(DIRECTIVE)
Lines that contain the string "countries" are to be copied; leave out all others.
— Start PROVIDED ENTRIES —
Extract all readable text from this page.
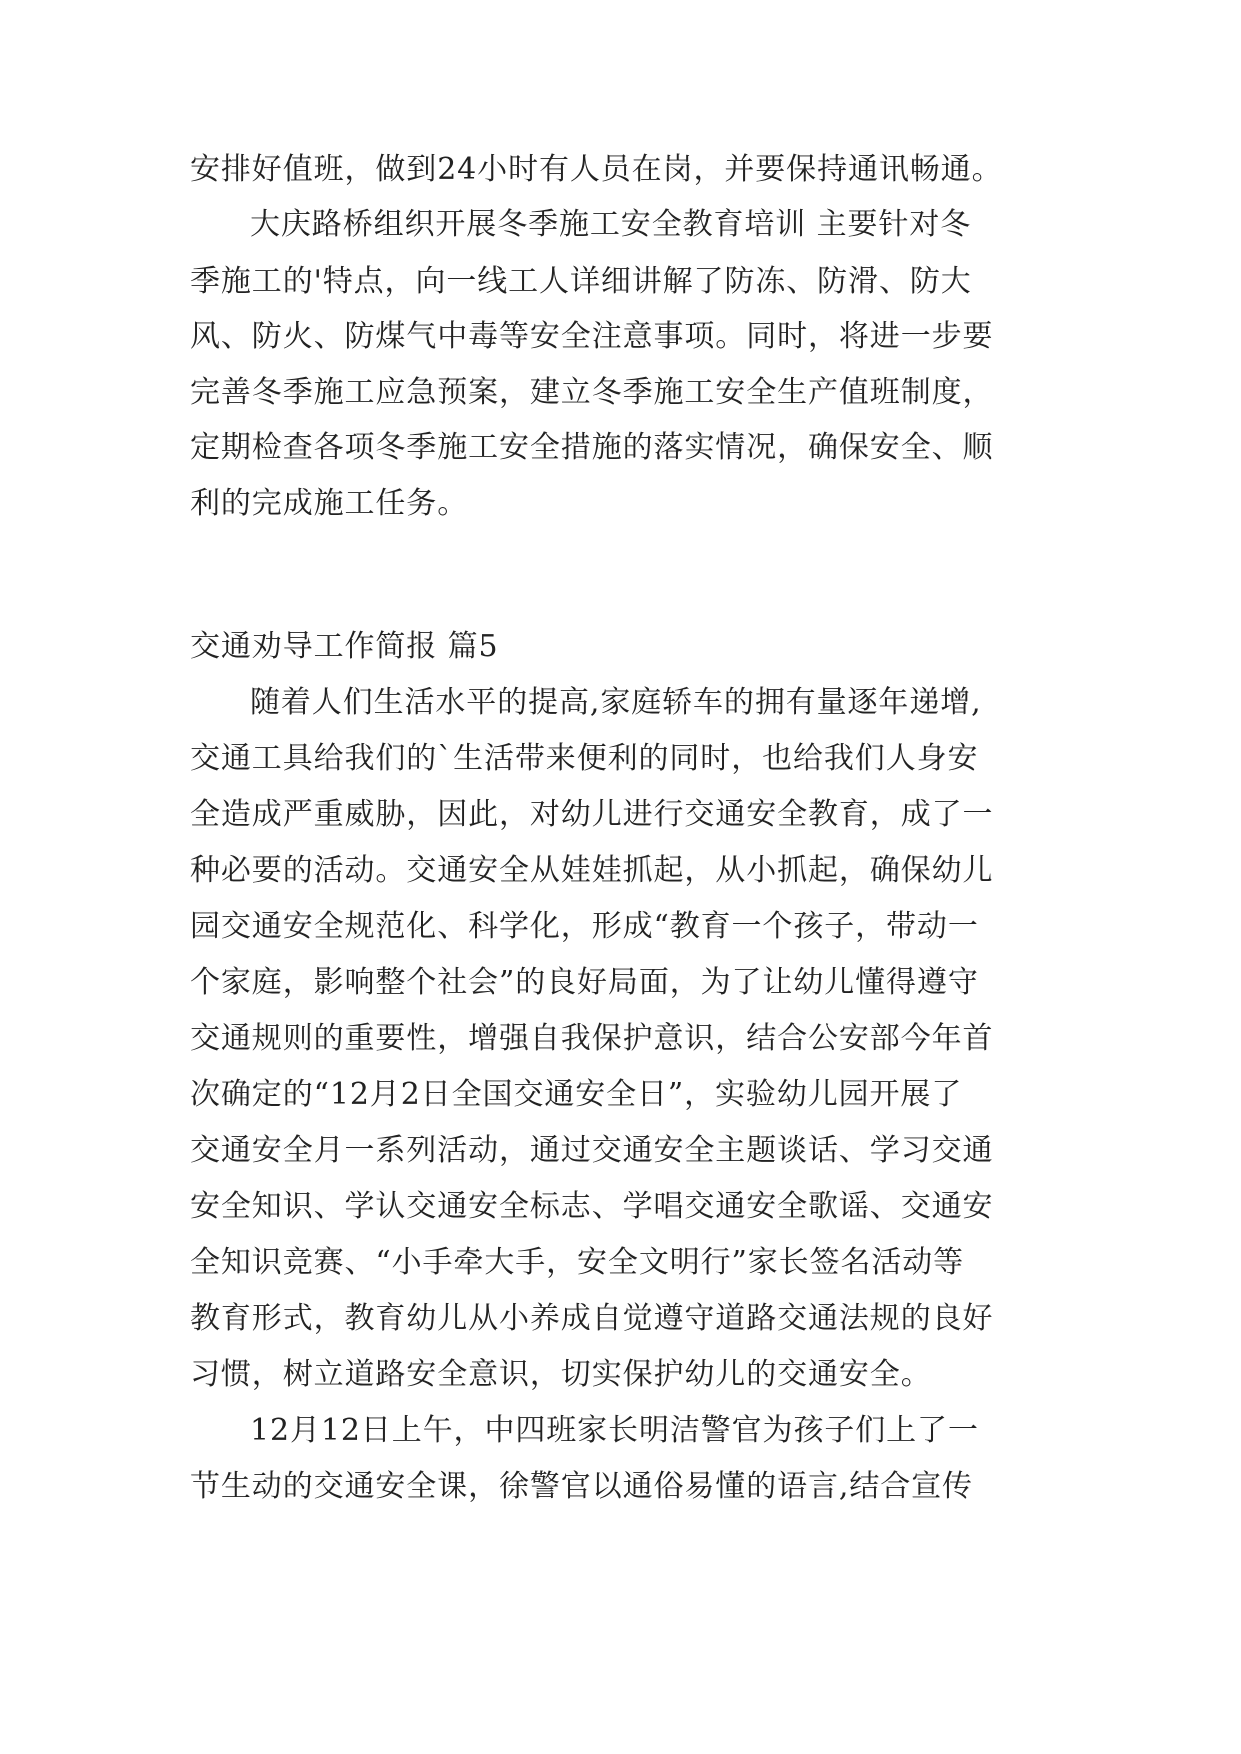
安排好值班，做到24小时有人员在岗，并要保持通讯畅通。
大庆路桥组织开展冬季施工安全教育培训 主要针对冬
季施工的'特点，向一线工人详细讲解了防冻、防滑、防大
风、防火、防煤气中毒等安全注意事项。同时，将进一步要
完善冬季施工应急预案，建立冬季施工安全生产值班制度，
定期检查各项冬季施工安全措施的落实情况，确保安全、顺
利的完成施工任务。
交通劝导工作简报 篇5
随着人们生活水平的提高,家庭轿车的拥有量逐年递增,
交通工具给我们的`生活带来便利的同时，也给我们人身安
全造成严重威胁，因此，对幼儿进行交通安全教育，成了一
种必要的活动。交通安全从娃娃抓起，从小抓起，确保幼儿
园交通安全规范化、科学化，形成“教育一个孩子，带动一
个家庭，影响整个社会”的良好局面，为了让幼儿懂得遵守
交通规则的重要性，增强自我保护意识，结合公安部今年首
次确定的“12月2日全国交通安全日”，实验幼儿园开展了
交通安全月一系列活动，通过交通安全主题谈话、学习交通
安全知识、学认交通安全标志、学唱交通安全歌谣、交通安
全知识竞赛、“小手牵大手，安全文明行”家长签名活动等
教育形式，教育幼儿从小养成自觉遵守道路交通法规的良好
习惯，树立道路安全意识，切实保护幼儿的交通安全。
12月12日上午，中四班家长明洁警官为孩子们上了一
节生动的交通安全课，徐警官以通俗易懂的语言,结合宣传
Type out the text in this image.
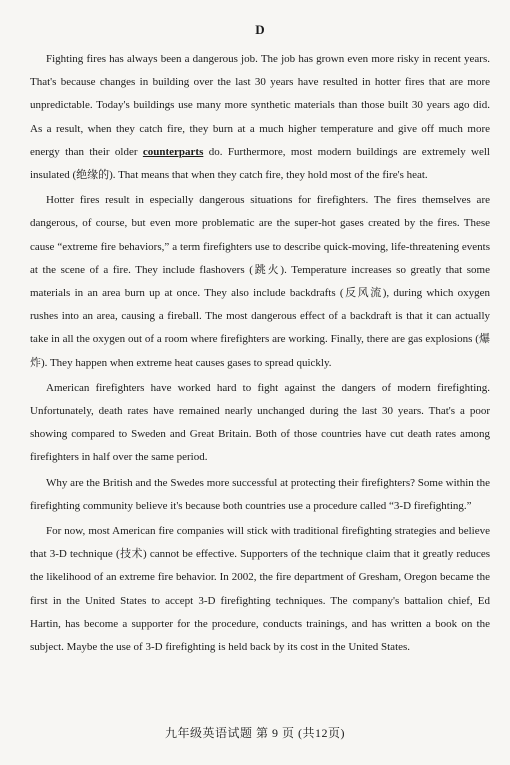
D

Fighting fires has always been a dangerous job. The job has grown even more risky in recent years. That's because changes in building over the last 30 years have resulted in hotter fires that are more unpredictable. Today's buildings use many more synthetic materials than those built 30 years ago did. As a result, when they catch fire, they burn at a much higher temperature and give off much more energy than their older counterparts do. Furthermore, most modern buildings are extremely well insulated (绝缘的). That means that when they catch fire, they hold most of the fire's heat.

Hotter fires result in especially dangerous situations for firefighters. The fires themselves are dangerous, of course, but even more problematic are the super-hot gases created by the fires. These cause “extreme fire behaviors,” a term firefighters use to describe quick-moving, life-threatening events at the scene of a fire. They include flashovers (跳火). Temperature increases so greatly that some materials in an area burn up at once. They also include backdrafts (反风流), during which oxygen rushes into an area, causing a fireball. The most dangerous effect of a backdraft is that it can actually take in all the oxygen out of a room where firefighters are working. Finally, there are gas explosions (爆炸). They happen when extreme heat causes gases to spread quickly.

American firefighters have worked hard to fight against the dangers of modern firefighting. Unfortunately, death rates have remained nearly unchanged during the last 30 years. That's a poor showing compared to Sweden and Great Britain. Both of those countries have cut death rates among firefighters in half over the same period.

Why are the British and the Swedes more successful at protecting their firefighters? Some within the firefighting community believe it's because both countries use a procedure called “3-D firefighting.”

For now, most American fire companies will stick with traditional firefighting strategies and believe that 3-D technique (技术) cannot be effective. Supporters of the technique claim that it greatly reduces the likelihood of an extreme fire behavior. In 2002, the fire department of Gresham, Oregon became the first in the United States to accept 3-D firefighting techniques. The company's battalion chief, Ed Hartin, has become a supporter for the procedure, conducts trainings, and has written a book on the subject. Maybe the use of 3-D firefighting is held back by its cost in the United States.

九年级英语试题 第 9 页 (共12页)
— End PROVIDED ENTRIES —
(EXERCISE RESULT)
American firefighters have worked hard to fight against the dangers of modern firefighting. Unfortunately, death rates have remained nearly unchanged during the last 30 years. That's a poor showing compared to Sweden and Great Britain. Both of those countries have cut death rates among firefighters in half over the same period.
Why are the British and the Swedes more successful at protecting their firefighters? Some within the firefighting community believe it's because both countries use a procedure called “3-D firefighting.”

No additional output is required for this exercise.